(SELECTED PASSAGE):

By vcpu thread, do you mean the page fault / EPT violation handler
wants to map memory at different levels?. As far as I understand,
vCPUs do not have any intent to map  a page at a certain level when
they take an EPT violation. The page fault handlers could certainly
want to map the memory at different levels. For example, if guest
memory was backed with 2M hugepages and one vCPU tried to do an
instruction fetch on an unmapped page while another tried to read it,
that should result in the page fault handler for the first vCPU trying
to map at 4K and the other trying to map at 2M, as in your example.

> Then is it possible that
> vcpu2 is faster so it firstly setup the pmd as a page table page (via
> direct_walk_iterator_set_pte above),

This is definitely possible

> then vcpu1 quickly overwrite it
> as a huge page (via direct_page_fault_handle_target_level, level=2),
> then I feel like the previous page table page that setup by vcpu2 can
> be lost unnoticed.

There are two possibilities here. 1.) vCPU2 saw vCPU1's modification
to the PTE during its walk. In this case, vCPU2 should not map the
memory at 2M. (I realize that in this example there is a discrepancy
as there's no NX hugepage support in this RFC. I need to add that in
the next version. In this case, vCPU1 would set a bit in the non-leaf
PTE to indicate it was split to allow X on a constituent 4K entry.)
2.) If vCPU2 did not see vCPU1's modification during its walk, it will
indeed try to map the memory at 2M. However in this case the atomic
cpmxchg on the PTE will fail because vCPU2 did not have the current
value of the PTE. In this case the PTE will be re-read and the walk
will continue or the page fault will be retried. When threads using
the direct walk iterator change PTEs with an atomic cmpxchg, they are
guaranteed to know what the value of the PTE was before the cmpxchg
and so that thread is then responsible for any cleanup associated with
the PTE modification - e.g. freeing pages of page table memory.

> I think general process page table does not have this issue is because
> it has per pmd lock so anyone who changes the pmd or beneath it will
> need to take that.  However here we don't have it, instead we only
> depend on the atomic ops, which seems to be not enough for this?

I think that atomic ops (plus rcu to ensure no use-after-free) are
enough in this case, but I could definitely be wrong. If your concern
about the race requires the NX hugepages stuff, I need to get on top
of sending out those patches. If you can think of a race that doesn't
require that, I'd be very excited to hear it.

> Thanks,
>
> > +     direct_walk_iterator_end_traversal(&iter);
> > +
> > +     /* If emulating, flush this vcpu's TLB. */
> > +     if (ret == RET_PF_EMULATE)
> > +             kvm_make_request(KVM_REQ_TLB_FLUSH, vcpu);
> > +
> > +     return ret;
> > +}
>
> --
> Peter Xu
>
Peter Xu Jan. 8, 2020, 7 p.m. UTC | #3
On Wed, Jan 08, 2020 at 10:15:41AM -0800, Ben Gardon wrote:
> On Wed, Jan 8, 2020 at 9:20 AM Peter Xu <peterx@redhat.com> wrote:
> >
> > On Thu, Sep 26, 2019 at 04:18:12PM -0700, Ben Gardon wrote:
> >
> > [...]
> >
> > > +static int handle_direct_page_fault(struct kvm_vcpu *vcpu,
> > > +             unsigned long mmu_seq, int write, int map_writable, int level,
> > > +             gpa_t gpa, gfn_t gfn, kvm_pfn_t pfn, bool prefault)

(STATED EXERCISE 1): Summarize the mailing-list reply in three sentences.
(STATED EXERCISE 2):
Answer from the mailing-list reply:
(a) In the example, what are the 2M pages that back guest memory?
(b) What support does the reply say is absent from this RFC?
(c) Alongside atomic operations, what is used to ensure no use-after-free?
The records that come next are separate material with no connection to the mailing-list reply.

(PROVIDED RECORDS):
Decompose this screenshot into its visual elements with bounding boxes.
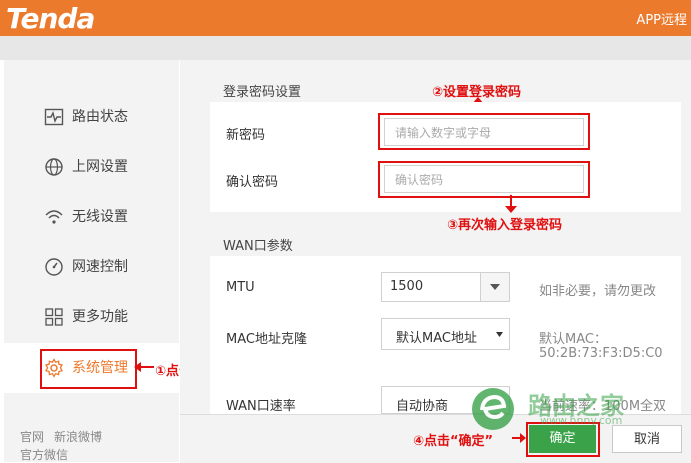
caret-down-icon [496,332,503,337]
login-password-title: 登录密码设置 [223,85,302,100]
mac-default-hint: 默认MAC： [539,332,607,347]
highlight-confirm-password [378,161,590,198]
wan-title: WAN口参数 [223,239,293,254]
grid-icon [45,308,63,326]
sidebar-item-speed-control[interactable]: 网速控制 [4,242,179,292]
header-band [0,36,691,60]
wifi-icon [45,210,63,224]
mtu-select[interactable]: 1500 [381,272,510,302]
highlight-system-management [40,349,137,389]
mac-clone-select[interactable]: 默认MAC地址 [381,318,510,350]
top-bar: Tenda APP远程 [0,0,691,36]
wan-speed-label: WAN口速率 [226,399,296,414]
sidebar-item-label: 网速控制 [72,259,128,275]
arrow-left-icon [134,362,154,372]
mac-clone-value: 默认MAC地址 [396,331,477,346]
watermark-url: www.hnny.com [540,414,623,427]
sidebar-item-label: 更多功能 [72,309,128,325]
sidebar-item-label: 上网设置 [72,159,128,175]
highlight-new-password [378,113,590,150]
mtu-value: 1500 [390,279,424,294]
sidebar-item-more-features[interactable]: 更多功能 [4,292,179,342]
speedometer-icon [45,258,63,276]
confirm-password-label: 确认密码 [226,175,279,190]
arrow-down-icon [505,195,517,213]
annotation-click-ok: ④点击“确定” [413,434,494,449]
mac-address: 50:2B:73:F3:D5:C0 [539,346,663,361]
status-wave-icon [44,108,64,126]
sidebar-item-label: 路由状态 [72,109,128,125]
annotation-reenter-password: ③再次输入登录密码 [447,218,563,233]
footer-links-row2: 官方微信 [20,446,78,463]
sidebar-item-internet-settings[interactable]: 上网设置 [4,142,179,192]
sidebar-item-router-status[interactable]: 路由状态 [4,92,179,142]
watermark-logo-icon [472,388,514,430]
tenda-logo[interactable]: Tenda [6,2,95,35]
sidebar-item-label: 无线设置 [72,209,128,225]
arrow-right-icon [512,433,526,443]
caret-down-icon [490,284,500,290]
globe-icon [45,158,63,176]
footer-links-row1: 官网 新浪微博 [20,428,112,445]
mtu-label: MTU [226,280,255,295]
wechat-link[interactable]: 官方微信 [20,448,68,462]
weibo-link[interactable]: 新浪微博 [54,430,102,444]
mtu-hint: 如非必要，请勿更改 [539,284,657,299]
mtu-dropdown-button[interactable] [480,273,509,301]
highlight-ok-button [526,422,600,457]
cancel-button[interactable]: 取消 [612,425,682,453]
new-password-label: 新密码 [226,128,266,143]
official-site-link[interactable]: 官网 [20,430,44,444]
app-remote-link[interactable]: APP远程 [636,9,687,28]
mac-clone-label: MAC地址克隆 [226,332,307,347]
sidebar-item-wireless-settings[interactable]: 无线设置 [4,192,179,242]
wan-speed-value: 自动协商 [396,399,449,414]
...
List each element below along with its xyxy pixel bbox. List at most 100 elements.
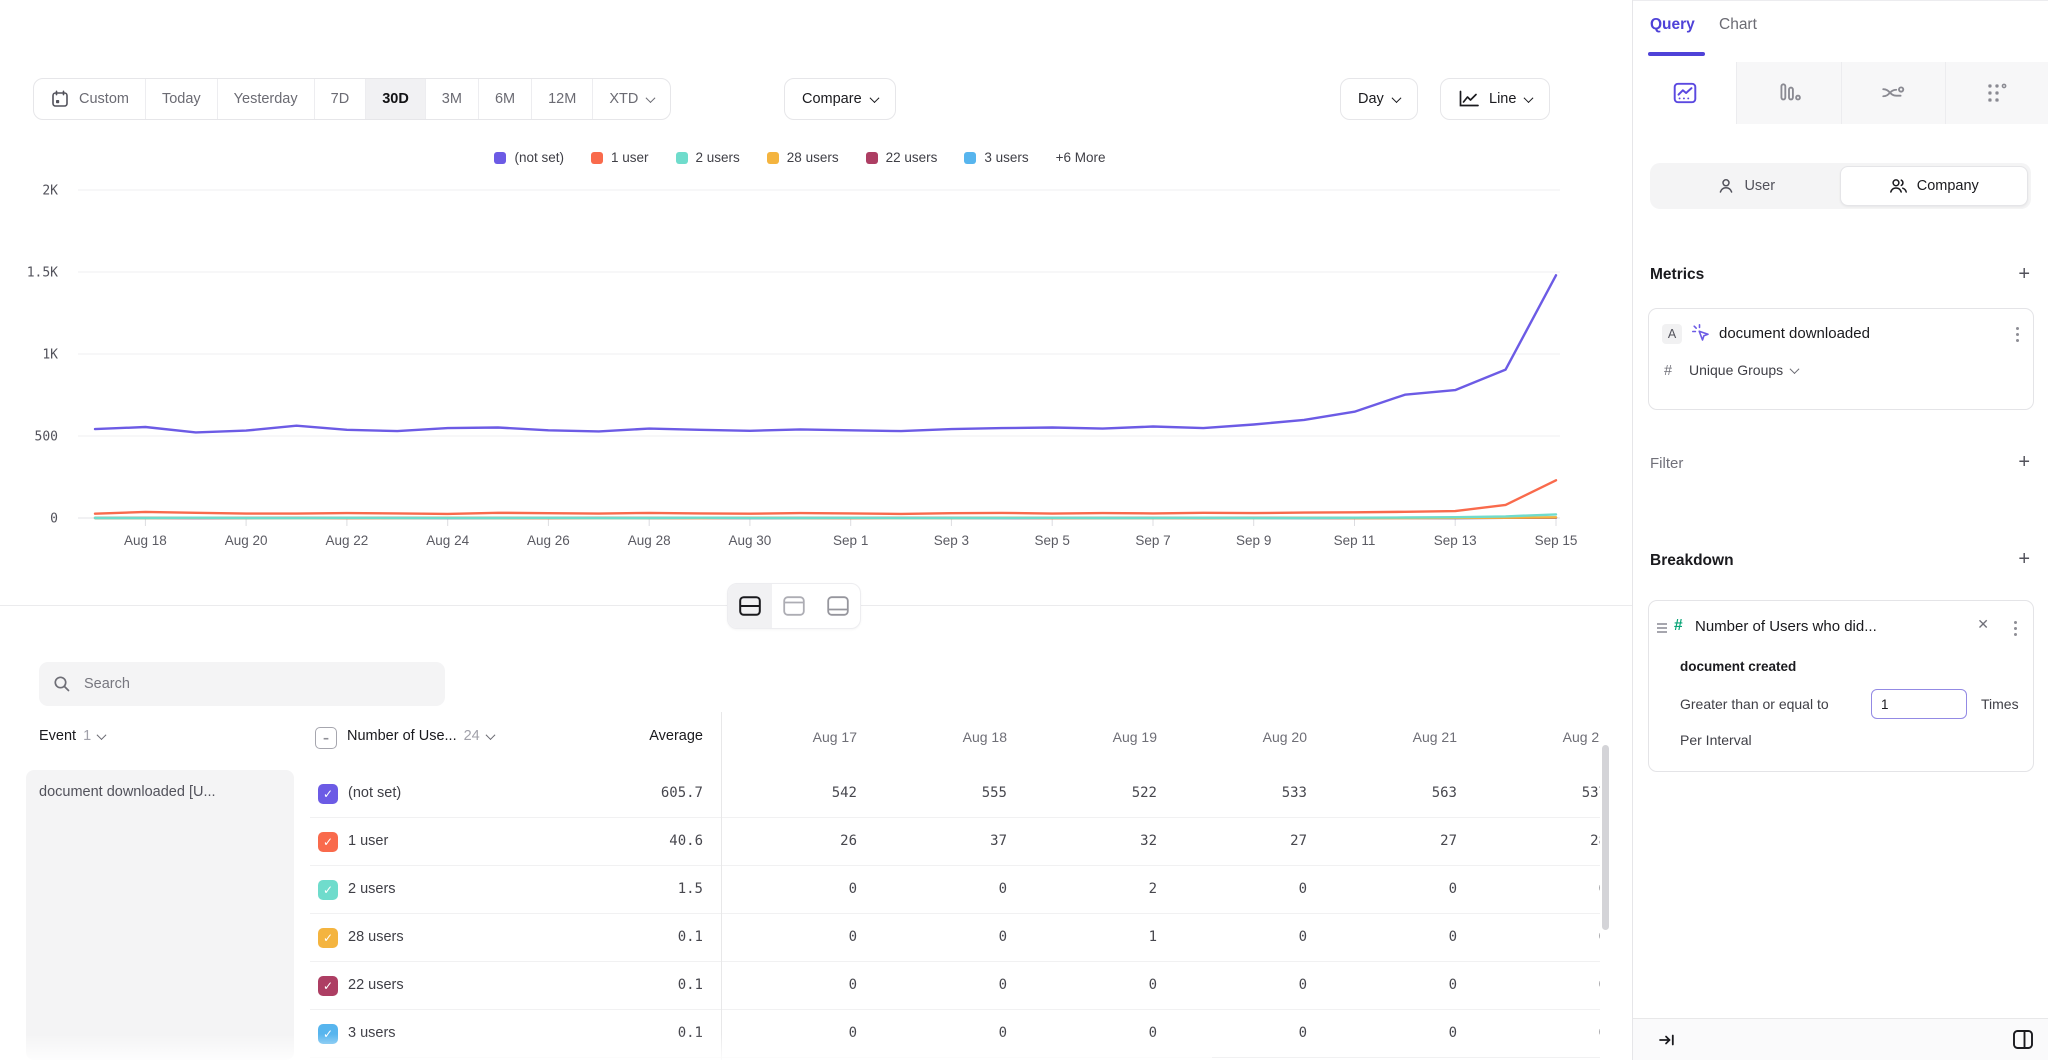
* * *
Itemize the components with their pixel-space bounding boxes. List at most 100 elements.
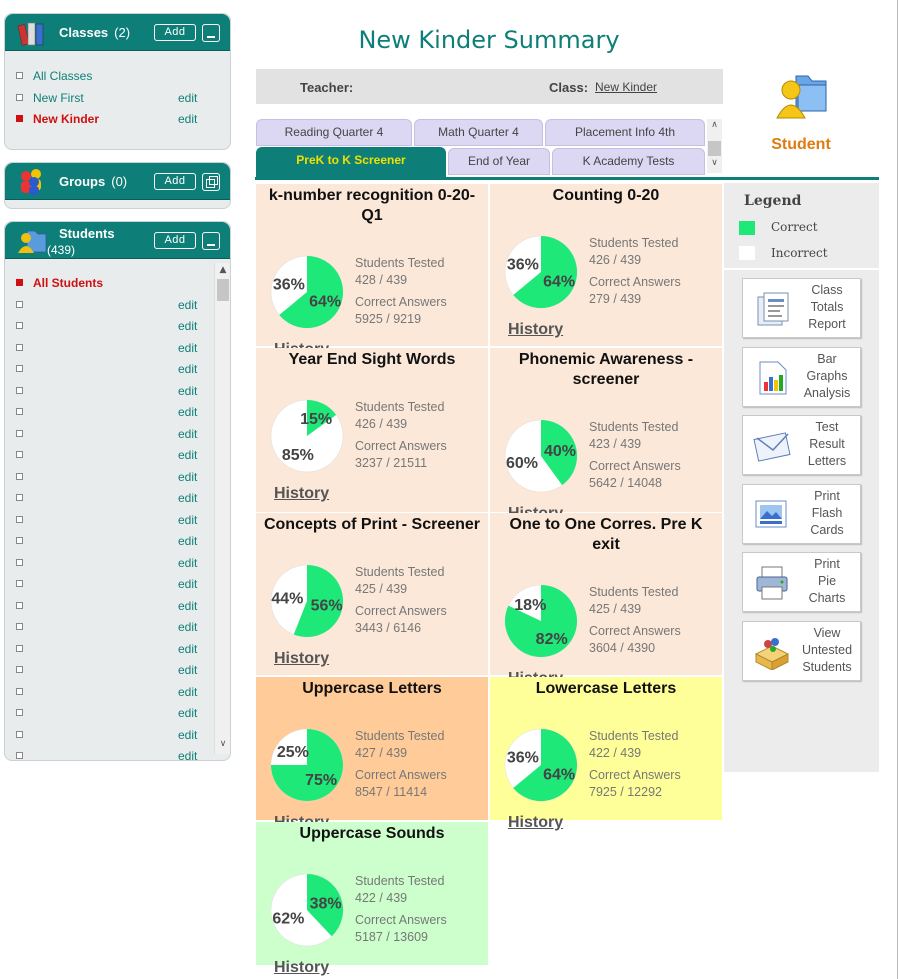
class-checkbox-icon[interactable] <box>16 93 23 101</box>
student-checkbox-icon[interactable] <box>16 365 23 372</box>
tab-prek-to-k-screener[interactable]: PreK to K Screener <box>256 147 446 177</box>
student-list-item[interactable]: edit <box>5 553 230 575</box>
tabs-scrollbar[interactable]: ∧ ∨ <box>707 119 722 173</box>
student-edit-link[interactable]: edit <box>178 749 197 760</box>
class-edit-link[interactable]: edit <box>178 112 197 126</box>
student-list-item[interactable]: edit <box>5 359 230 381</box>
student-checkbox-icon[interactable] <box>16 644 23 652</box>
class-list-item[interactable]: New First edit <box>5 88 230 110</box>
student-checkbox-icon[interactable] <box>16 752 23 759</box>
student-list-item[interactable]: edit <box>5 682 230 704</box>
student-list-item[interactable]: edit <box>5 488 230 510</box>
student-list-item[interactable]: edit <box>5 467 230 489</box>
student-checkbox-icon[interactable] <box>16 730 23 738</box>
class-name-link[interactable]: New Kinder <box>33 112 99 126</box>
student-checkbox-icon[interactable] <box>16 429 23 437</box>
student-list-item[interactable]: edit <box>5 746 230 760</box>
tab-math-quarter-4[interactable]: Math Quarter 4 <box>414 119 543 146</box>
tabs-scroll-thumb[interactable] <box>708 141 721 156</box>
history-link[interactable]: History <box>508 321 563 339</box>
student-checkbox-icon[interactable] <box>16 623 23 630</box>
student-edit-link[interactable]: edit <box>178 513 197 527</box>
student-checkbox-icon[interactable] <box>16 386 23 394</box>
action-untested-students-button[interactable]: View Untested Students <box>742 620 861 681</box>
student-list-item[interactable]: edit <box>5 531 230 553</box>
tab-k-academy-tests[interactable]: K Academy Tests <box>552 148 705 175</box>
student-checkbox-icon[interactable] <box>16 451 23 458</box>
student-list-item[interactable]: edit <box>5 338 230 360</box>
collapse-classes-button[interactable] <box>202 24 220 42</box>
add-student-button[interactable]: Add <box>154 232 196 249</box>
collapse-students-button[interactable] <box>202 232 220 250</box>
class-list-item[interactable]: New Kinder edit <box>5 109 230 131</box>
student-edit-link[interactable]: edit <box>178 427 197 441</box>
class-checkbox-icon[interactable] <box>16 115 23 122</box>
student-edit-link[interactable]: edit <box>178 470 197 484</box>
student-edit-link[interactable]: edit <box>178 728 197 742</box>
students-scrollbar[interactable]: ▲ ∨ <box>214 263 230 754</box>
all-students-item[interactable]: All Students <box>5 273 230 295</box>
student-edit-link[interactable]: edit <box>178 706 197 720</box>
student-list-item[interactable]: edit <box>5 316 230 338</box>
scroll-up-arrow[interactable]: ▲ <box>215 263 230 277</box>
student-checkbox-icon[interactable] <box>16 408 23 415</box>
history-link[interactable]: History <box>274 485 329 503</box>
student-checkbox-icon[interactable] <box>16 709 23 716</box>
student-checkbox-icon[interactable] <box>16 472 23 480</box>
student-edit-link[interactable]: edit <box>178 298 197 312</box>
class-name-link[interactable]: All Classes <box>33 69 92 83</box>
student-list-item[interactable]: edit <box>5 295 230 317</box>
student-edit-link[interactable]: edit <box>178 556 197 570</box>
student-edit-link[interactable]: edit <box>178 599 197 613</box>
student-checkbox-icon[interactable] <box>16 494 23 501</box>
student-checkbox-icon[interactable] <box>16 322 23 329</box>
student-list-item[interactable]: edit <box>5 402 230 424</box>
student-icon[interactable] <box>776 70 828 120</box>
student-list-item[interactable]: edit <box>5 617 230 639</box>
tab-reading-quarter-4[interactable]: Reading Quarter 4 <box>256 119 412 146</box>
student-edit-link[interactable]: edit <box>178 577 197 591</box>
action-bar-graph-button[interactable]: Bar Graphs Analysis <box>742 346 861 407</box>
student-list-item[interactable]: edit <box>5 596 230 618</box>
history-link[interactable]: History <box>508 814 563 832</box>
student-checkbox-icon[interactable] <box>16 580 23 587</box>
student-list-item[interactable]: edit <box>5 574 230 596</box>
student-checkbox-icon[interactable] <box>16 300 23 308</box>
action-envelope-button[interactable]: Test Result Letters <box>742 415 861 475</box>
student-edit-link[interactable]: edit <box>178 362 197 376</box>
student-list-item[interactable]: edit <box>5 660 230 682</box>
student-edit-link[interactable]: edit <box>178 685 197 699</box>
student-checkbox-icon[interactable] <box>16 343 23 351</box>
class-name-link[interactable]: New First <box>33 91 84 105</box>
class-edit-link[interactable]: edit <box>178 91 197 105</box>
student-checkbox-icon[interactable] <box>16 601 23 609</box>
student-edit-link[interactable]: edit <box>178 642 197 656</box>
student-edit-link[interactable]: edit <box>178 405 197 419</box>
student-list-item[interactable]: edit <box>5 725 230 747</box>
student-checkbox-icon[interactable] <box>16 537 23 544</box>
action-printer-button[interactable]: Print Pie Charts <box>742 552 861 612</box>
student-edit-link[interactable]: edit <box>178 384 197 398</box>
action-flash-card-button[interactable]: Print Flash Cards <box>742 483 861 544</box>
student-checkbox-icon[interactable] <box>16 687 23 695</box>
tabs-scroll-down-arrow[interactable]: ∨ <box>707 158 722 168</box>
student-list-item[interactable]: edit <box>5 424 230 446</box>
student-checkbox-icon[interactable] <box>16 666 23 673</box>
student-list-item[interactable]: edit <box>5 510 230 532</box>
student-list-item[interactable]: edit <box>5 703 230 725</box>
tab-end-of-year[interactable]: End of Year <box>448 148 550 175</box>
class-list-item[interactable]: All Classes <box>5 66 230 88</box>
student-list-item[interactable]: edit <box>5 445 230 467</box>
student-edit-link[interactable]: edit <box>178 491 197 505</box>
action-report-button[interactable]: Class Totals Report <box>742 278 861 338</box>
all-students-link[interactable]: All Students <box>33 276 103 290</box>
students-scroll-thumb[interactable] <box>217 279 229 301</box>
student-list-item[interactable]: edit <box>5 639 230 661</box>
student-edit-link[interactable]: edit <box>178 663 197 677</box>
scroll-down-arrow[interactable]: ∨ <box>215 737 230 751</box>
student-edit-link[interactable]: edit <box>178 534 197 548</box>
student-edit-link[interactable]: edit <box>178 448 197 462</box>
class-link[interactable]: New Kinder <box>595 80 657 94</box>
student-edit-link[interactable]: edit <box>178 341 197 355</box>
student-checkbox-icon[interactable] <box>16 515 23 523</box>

(OUTPUT 1): Page fault handlers, not the vCPUs themselves, may want to map the same memory at different levels: with guest memory backed by 2M hugepages, an instruction fetch could lead to a 4K mapping while a read leads to a 2M mapping. If one vCPU sets up a page table page and another tries to overwrite it with a huge page, either the second vCPU sees the modification during its walk and does not map at 2M, or its atomic cmpxchg on the PTE fails, so the PTE is re-read and the walk continues or the fault is retried. Atomic operations plus RCU are judged sufficient, though the reply allows that this could be wrong and asks to hear of any race that does not require NX hugepage support.

(OUTPUT 2):
(a) Hugepages.
(b) NX hugepage support.
(c) RCU.